**Problem to work on:** Return the lines below that carry the word "Treasury".

**Dataset records:**

---*---

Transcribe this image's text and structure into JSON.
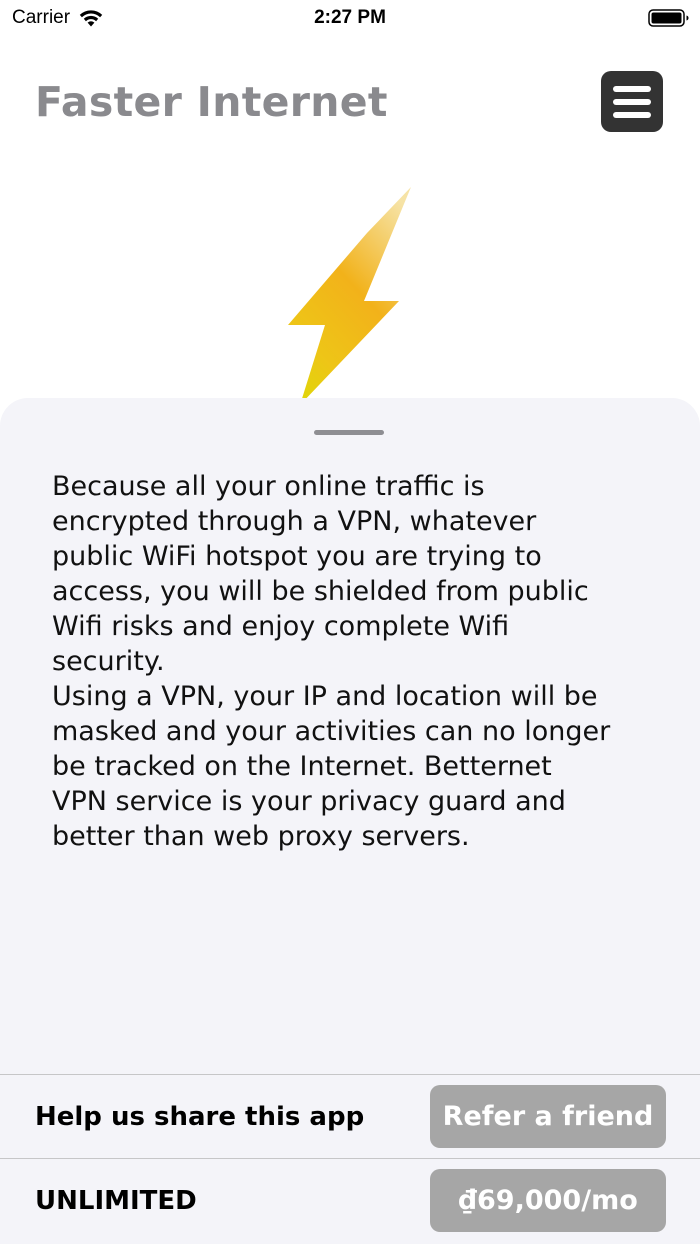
{
  "status_bar": {
    "carrier": "Carrier",
    "time": "2:27 PM",
    "wifi_icon": "wifi-icon",
    "battery_icon": "battery-icon"
  },
  "header": {
    "title": "Faster Internet",
    "menu_icon": "hamburger-menu-icon"
  },
  "hero": {
    "icon": "lightning-bolt-icon",
    "colors": [
      "#f3d27a",
      "#f2b21a",
      "#e3d20e"
    ]
  },
  "sheet": {
    "description": "Because all your online traffic is\nencrypted through a VPN, whatever\npublic WiFi hotspot you are trying to\naccess, you will be shielded from public\nWifi risks and enjoy complete Wifi\nsecurity.\nUsing a VPN, your IP and location will be\nmasked and your activities can no longer\nbe tracked on the Internet. Betternet\nVPN service is your privacy guard and\nbetter than web proxy servers.",
    "share_row": {
      "label": "Help us share this app",
      "button_label": "Refer a friend"
    },
    "unlimited_row": {
      "label": "UNLIMITED",
      "button_label": "₫69,000/mo"
    }
  },
  "colors": {
    "title_gray": "#8a8a8e",
    "menu_button_bg": "#333333",
    "sheet_bg": "#f4f4f9",
    "button_gray": "#a6a6a6"
  }
}
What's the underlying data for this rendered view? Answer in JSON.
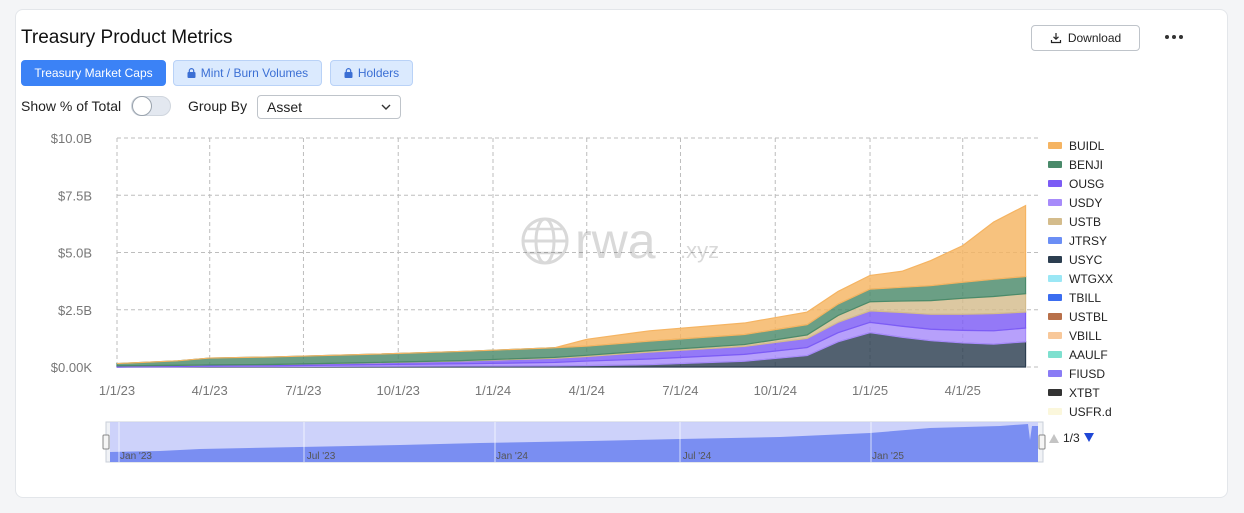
{
  "header": {
    "title": "Treasury Product Metrics",
    "download_label": "Download"
  },
  "tabs": [
    {
      "label": "Treasury Market Caps",
      "active": true
    },
    {
      "label": "Mint / Burn Volumes",
      "locked": true
    },
    {
      "label": "Holders",
      "locked": true
    }
  ],
  "controls": {
    "show_pct_label": "Show % of Total",
    "show_pct_on": false,
    "group_by_label": "Group By",
    "group_by_value": "Asset"
  },
  "watermark": {
    "main": "rwa",
    "suffix": ".xyz"
  },
  "chart_data": {
    "type": "area",
    "stacked": true,
    "y_ticks": [
      "$0.00K",
      "$2.5B",
      "$5.0B",
      "$7.5B",
      "$10.0B"
    ],
    "ylim": [
      0,
      10
    ],
    "x_ticks": [
      "1/1/23",
      "4/1/23",
      "7/1/23",
      "10/1/23",
      "1/1/24",
      "4/1/24",
      "7/1/24",
      "10/1/24",
      "1/1/25",
      "4/1/25"
    ],
    "x": [
      "2023-01",
      "2023-03",
      "2023-04",
      "2023-06",
      "2023-09",
      "2023-12",
      "2024-03",
      "2024-04",
      "2024-06",
      "2024-09",
      "2024-11",
      "2024-12",
      "2025-01",
      "2025-02",
      "2025-03",
      "2025-04",
      "2025-05",
      "2025-06"
    ],
    "series": [
      {
        "name": "USYC",
        "color": "#2c3e50",
        "values": [
          0,
          0.01,
          0.02,
          0.02,
          0.03,
          0.04,
          0.05,
          0.06,
          0.1,
          0.25,
          0.5,
          1.1,
          1.5,
          1.3,
          1.15,
          1.05,
          1.0,
          1.1
        ]
      },
      {
        "name": "USDY",
        "color": "#a78bfa",
        "values": [
          0,
          0.01,
          0.02,
          0.03,
          0.07,
          0.1,
          0.15,
          0.2,
          0.25,
          0.3,
          0.35,
          0.4,
          0.45,
          0.48,
          0.5,
          0.55,
          0.58,
          0.6
        ]
      },
      {
        "name": "OUSG",
        "color": "#7c5cf5",
        "values": [
          0.05,
          0.05,
          0.05,
          0.06,
          0.08,
          0.12,
          0.18,
          0.2,
          0.3,
          0.35,
          0.4,
          0.45,
          0.5,
          0.6,
          0.65,
          0.7,
          0.75,
          0.7
        ]
      },
      {
        "name": "USTB",
        "color": "#d4bc8c",
        "values": [
          0,
          0,
          0,
          0,
          0.01,
          0.02,
          0.04,
          0.05,
          0.06,
          0.08,
          0.15,
          0.3,
          0.4,
          0.5,
          0.6,
          0.7,
          0.75,
          0.8
        ]
      },
      {
        "name": "BENJI",
        "color": "#4a8a6a",
        "values": [
          0.1,
          0.2,
          0.3,
          0.33,
          0.36,
          0.4,
          0.42,
          0.4,
          0.42,
          0.44,
          0.45,
          0.5,
          0.55,
          0.6,
          0.65,
          0.7,
          0.75,
          0.75
        ]
      },
      {
        "name": "BUIDL",
        "color": "#f5b462",
        "values": [
          0,
          0,
          0,
          0,
          0,
          0,
          0,
          0.3,
          0.45,
          0.5,
          0.55,
          0.55,
          0.6,
          0.7,
          1.1,
          1.6,
          2.5,
          3.1
        ]
      }
    ],
    "legend": {
      "position": "right",
      "entries": [
        {
          "name": "BUIDL",
          "color": "#f5b462"
        },
        {
          "name": "BENJI",
          "color": "#4a8a6a"
        },
        {
          "name": "OUSG",
          "color": "#7c5cf5"
        },
        {
          "name": "USDY",
          "color": "#a78bfa"
        },
        {
          "name": "USTB",
          "color": "#d4bc8c"
        },
        {
          "name": "JTRSY",
          "color": "#6b8ef5"
        },
        {
          "name": "USYC",
          "color": "#2c3e50"
        },
        {
          "name": "WTGXX",
          "color": "#9be7f5"
        },
        {
          "name": "TBILL",
          "color": "#3b6df0"
        },
        {
          "name": "USTBL",
          "color": "#b8704a"
        },
        {
          "name": "VBILL",
          "color": "#f8c89a"
        },
        {
          "name": "AAULF",
          "color": "#7ee0cf"
        },
        {
          "name": "FIUSD",
          "color": "#8a7cf5"
        },
        {
          "name": "XTBT",
          "color": "#333333"
        },
        {
          "name": "USFR.d",
          "color": "#fbf7dc"
        }
      ],
      "page": "1/3"
    },
    "navigator_labels": [
      "Jan '23",
      "Jul '23",
      "Jan '24",
      "Jul '24",
      "Jan '25"
    ],
    "grid": true
  }
}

---*---

**Complete answer:**
    "title": "Treasury Product Metrics",
      "label": "Treasury Market Caps",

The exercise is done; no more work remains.